→ Goal of the exercise:
List each line of the data that holds the word "Издательство".

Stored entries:
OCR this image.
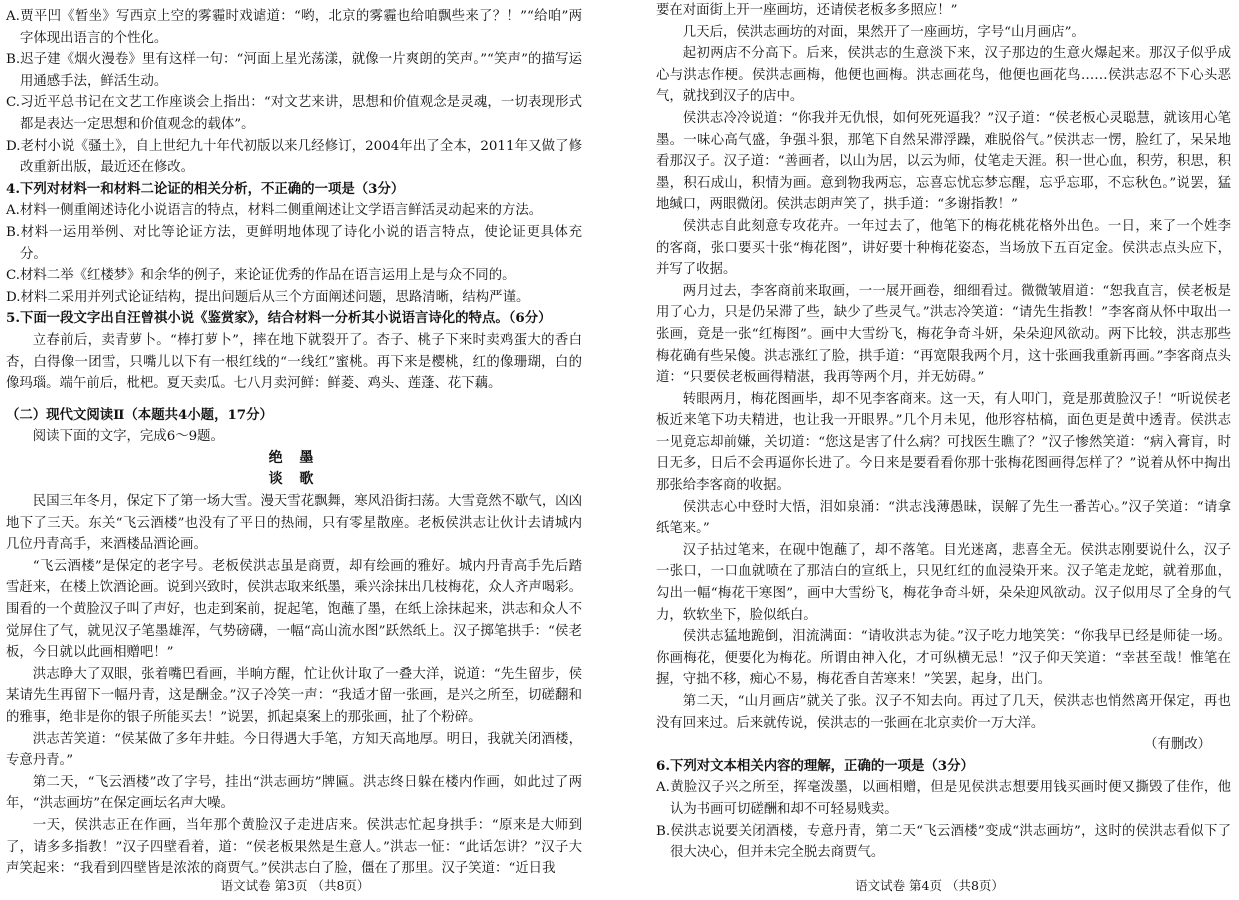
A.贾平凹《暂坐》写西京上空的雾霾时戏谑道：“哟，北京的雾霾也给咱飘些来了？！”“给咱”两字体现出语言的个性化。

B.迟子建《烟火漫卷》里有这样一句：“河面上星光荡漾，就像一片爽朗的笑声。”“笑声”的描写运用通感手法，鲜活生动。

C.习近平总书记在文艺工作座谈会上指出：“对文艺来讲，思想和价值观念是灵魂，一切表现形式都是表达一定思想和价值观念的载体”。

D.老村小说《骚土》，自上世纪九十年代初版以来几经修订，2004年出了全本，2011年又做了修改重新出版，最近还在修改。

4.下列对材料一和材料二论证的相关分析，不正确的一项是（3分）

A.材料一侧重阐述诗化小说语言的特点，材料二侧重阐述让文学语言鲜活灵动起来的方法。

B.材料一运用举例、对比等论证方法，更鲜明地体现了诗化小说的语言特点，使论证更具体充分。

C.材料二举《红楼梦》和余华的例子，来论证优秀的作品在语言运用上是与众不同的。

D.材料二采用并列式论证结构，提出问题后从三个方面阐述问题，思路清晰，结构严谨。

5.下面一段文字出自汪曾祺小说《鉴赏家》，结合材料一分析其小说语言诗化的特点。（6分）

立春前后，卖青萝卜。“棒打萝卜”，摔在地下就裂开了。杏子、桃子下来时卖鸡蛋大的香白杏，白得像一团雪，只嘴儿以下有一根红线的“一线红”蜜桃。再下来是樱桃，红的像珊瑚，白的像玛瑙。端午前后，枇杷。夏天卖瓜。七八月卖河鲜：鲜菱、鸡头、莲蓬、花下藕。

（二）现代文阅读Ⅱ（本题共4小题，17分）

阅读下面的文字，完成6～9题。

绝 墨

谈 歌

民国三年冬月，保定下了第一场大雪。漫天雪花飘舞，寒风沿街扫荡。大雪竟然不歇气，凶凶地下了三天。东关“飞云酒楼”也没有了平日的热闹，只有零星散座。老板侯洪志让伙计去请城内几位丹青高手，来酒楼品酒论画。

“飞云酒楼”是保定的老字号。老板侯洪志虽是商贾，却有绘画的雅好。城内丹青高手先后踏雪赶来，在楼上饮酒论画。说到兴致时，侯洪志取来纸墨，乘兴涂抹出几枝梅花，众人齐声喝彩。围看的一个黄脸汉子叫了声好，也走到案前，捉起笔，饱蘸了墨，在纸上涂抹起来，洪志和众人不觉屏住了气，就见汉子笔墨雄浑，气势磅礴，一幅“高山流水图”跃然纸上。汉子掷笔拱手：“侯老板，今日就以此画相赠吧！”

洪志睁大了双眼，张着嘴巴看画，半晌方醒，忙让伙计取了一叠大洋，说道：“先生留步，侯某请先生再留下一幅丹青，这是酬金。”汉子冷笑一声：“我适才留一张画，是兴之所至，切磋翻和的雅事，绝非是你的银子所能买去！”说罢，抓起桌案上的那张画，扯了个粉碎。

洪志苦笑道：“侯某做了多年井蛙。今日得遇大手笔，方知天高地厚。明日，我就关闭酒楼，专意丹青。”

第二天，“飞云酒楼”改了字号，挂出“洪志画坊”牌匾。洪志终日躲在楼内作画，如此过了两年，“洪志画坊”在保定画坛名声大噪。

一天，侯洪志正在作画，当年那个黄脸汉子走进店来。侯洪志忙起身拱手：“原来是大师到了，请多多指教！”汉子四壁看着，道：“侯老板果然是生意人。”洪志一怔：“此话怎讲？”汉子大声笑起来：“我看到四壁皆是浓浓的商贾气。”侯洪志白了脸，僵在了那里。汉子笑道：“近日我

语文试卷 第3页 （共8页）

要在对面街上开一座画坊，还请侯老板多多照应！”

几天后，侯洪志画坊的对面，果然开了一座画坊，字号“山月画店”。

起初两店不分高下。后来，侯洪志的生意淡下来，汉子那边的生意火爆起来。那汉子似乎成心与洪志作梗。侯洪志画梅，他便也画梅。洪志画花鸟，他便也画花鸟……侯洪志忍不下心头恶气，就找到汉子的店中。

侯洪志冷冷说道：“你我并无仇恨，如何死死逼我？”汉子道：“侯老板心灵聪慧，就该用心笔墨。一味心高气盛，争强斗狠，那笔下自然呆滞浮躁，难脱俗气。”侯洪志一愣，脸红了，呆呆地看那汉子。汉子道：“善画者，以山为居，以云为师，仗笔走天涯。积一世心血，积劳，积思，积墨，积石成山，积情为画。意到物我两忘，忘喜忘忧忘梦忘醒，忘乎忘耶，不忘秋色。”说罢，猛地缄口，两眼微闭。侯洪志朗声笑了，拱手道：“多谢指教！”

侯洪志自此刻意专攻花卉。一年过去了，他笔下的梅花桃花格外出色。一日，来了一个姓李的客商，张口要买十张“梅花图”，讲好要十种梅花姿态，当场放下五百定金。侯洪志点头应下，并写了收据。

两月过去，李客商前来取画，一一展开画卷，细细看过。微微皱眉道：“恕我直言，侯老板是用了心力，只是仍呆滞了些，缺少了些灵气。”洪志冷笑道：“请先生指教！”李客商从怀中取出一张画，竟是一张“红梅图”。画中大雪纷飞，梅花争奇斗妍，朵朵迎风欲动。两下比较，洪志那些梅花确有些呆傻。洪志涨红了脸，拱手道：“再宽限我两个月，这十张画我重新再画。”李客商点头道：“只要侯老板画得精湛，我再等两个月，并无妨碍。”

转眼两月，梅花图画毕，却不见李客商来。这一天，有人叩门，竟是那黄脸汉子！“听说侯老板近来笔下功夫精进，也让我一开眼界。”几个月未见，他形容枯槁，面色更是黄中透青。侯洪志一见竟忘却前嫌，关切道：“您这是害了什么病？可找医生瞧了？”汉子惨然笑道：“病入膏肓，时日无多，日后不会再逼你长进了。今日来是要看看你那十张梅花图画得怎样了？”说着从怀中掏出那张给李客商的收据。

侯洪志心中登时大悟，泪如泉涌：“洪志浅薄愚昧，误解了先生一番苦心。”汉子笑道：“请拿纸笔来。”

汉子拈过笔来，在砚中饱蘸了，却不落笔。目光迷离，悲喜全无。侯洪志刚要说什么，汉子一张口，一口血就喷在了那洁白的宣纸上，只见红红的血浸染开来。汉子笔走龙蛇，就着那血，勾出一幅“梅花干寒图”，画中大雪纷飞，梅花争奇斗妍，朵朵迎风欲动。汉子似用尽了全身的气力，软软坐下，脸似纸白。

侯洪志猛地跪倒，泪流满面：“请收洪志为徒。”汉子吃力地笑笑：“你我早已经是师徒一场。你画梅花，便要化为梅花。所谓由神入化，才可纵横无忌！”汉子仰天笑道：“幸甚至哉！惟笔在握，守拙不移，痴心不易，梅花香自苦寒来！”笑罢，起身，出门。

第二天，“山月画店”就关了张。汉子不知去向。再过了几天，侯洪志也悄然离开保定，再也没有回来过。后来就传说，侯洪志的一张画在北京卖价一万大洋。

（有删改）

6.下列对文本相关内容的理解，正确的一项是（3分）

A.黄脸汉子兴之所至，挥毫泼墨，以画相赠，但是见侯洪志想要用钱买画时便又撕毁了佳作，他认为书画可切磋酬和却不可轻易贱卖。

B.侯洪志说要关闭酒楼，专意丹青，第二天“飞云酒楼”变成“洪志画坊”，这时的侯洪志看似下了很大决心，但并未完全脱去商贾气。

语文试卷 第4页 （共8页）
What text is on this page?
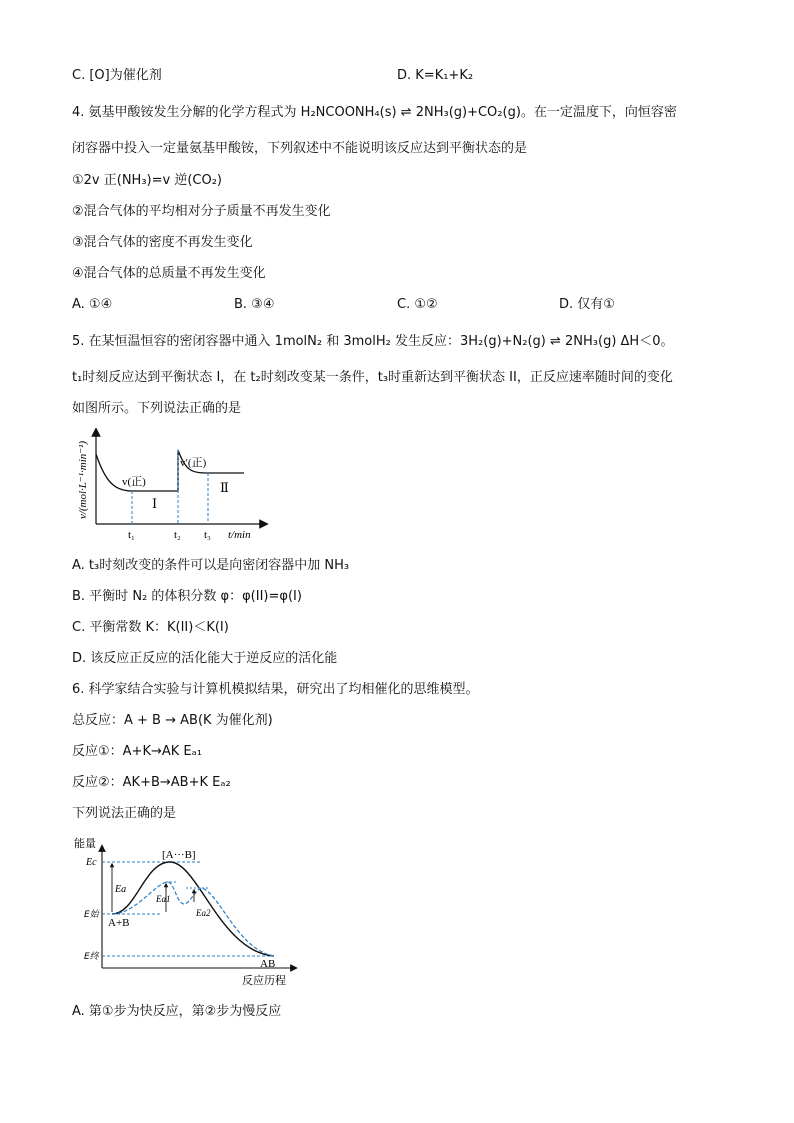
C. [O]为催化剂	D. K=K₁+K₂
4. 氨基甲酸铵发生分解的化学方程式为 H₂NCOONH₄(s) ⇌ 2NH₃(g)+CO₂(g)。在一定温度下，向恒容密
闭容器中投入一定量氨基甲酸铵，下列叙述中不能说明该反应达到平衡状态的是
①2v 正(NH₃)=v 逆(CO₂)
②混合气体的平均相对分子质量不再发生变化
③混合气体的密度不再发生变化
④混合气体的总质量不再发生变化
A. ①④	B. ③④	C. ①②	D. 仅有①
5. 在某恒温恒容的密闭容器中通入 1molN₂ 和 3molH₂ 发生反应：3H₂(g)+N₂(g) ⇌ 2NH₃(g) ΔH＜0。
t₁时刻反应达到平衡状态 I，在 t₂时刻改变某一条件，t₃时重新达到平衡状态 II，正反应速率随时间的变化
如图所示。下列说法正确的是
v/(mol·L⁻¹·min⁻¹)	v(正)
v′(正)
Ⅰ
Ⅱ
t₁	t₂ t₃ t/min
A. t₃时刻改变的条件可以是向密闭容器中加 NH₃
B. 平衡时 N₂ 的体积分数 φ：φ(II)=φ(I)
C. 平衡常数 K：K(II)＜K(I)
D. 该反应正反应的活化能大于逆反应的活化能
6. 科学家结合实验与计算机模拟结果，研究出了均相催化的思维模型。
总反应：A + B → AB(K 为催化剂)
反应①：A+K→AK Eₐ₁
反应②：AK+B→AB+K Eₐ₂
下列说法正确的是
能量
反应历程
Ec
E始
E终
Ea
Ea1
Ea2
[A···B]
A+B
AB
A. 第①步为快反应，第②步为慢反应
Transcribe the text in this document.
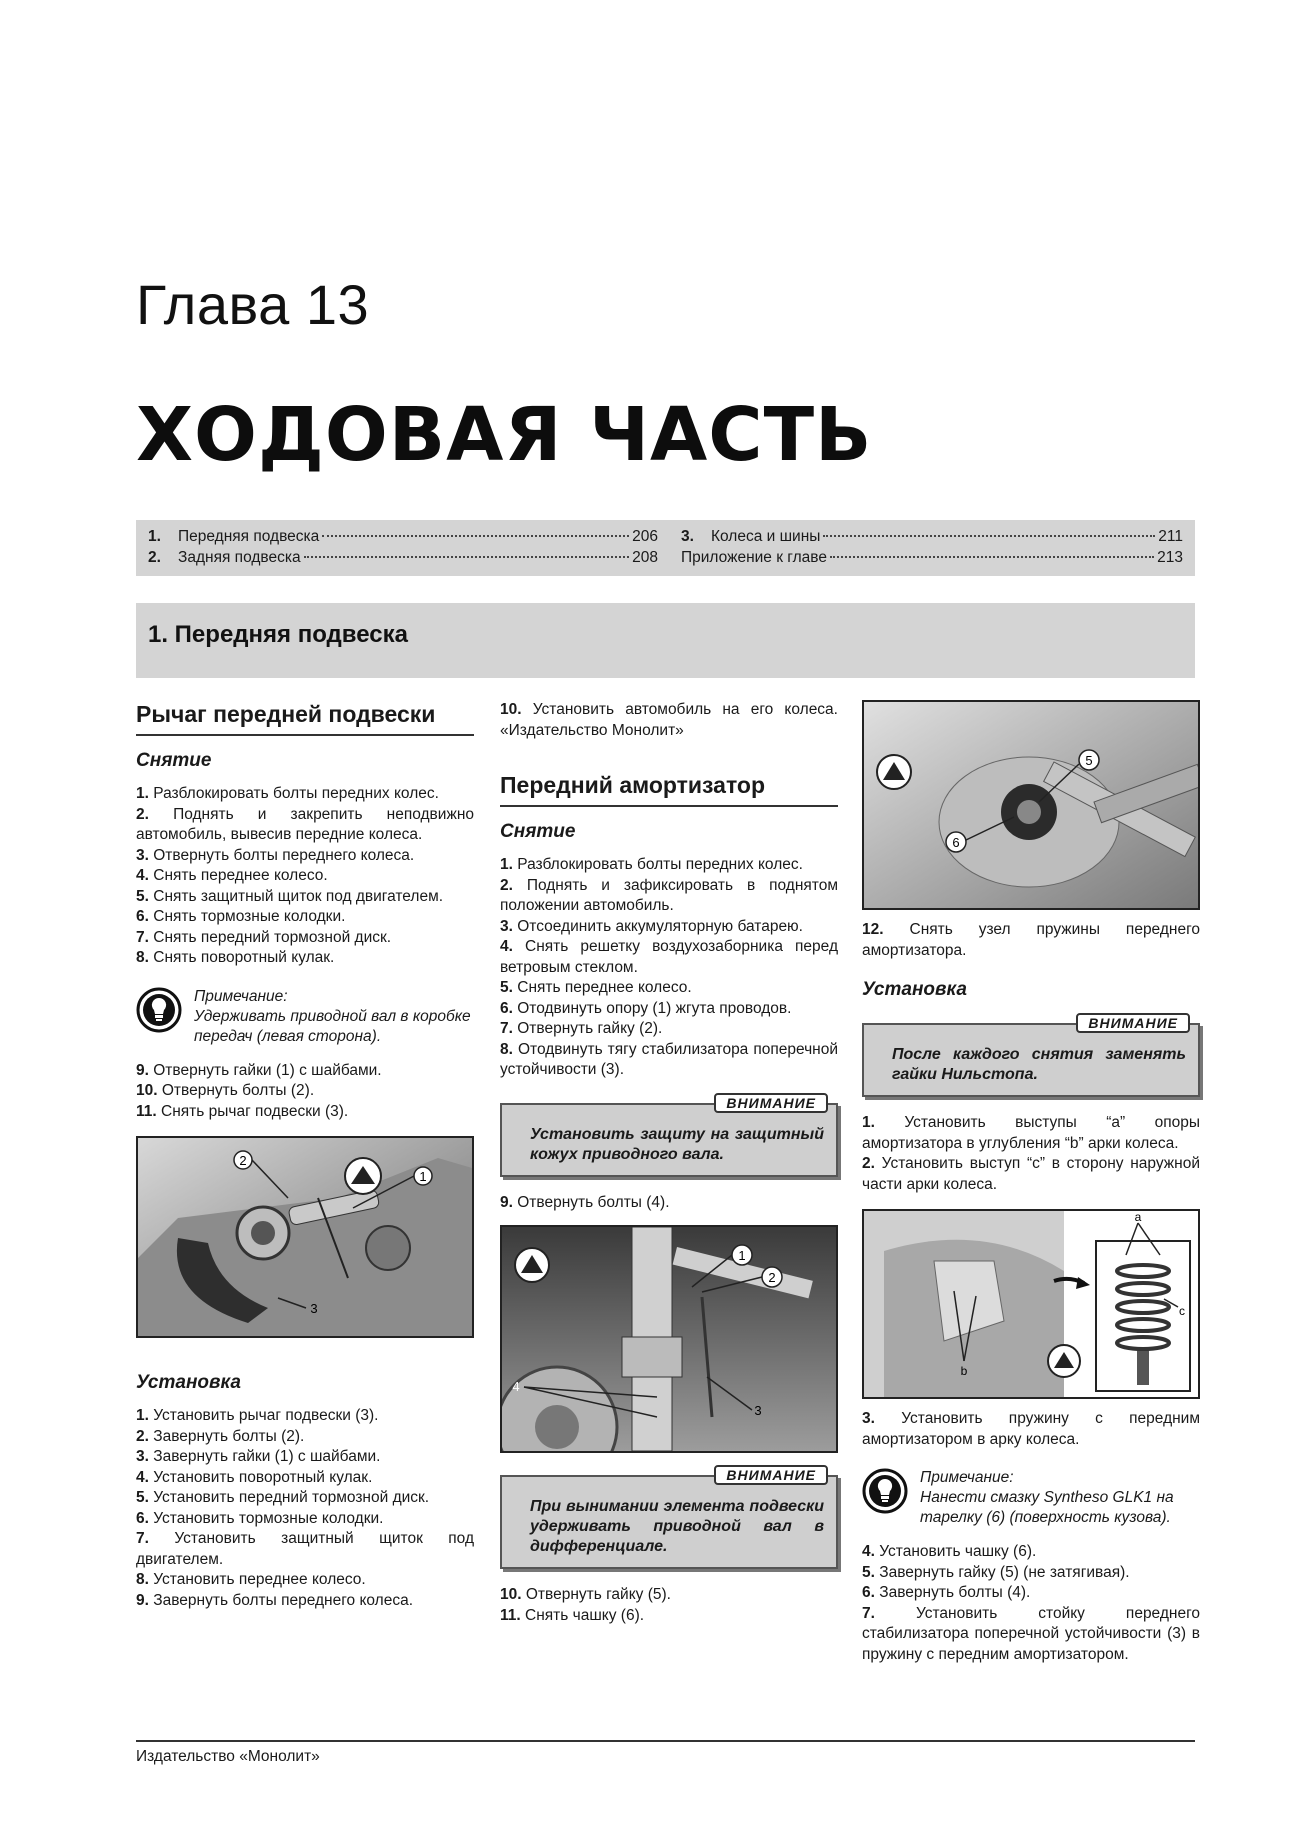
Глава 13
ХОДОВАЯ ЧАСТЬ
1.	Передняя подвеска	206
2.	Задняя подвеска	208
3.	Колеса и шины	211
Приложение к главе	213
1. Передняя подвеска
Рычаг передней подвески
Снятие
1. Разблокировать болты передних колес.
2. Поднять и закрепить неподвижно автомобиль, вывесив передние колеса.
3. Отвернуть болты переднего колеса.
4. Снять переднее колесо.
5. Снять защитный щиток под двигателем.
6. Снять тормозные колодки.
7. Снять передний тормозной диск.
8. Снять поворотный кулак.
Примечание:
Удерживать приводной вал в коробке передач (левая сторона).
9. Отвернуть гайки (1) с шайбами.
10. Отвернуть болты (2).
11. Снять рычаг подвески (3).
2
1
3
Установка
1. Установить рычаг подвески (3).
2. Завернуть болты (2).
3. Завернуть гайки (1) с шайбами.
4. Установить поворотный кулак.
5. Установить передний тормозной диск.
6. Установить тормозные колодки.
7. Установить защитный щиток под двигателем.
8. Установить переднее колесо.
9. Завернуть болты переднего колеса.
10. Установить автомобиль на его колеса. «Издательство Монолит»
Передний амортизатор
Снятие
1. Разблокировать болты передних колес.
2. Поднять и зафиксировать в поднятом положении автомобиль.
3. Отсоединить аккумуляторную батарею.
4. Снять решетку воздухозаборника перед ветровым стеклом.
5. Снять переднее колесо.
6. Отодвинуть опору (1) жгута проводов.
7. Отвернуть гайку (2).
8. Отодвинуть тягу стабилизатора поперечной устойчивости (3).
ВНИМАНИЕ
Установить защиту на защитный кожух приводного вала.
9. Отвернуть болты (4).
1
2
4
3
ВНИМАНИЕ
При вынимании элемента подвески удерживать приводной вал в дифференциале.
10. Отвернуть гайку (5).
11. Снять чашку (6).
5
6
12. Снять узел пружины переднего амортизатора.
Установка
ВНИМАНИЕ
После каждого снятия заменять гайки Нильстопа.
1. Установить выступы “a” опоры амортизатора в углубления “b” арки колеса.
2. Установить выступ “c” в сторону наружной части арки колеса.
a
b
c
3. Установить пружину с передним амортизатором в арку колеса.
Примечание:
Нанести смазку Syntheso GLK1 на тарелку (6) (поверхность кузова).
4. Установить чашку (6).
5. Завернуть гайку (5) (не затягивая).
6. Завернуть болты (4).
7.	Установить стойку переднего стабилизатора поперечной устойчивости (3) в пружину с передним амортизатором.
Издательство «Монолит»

→ In response:
10. Установить автомобиль на его колеса. «Издательство Монолит»
Издательство «Монолит»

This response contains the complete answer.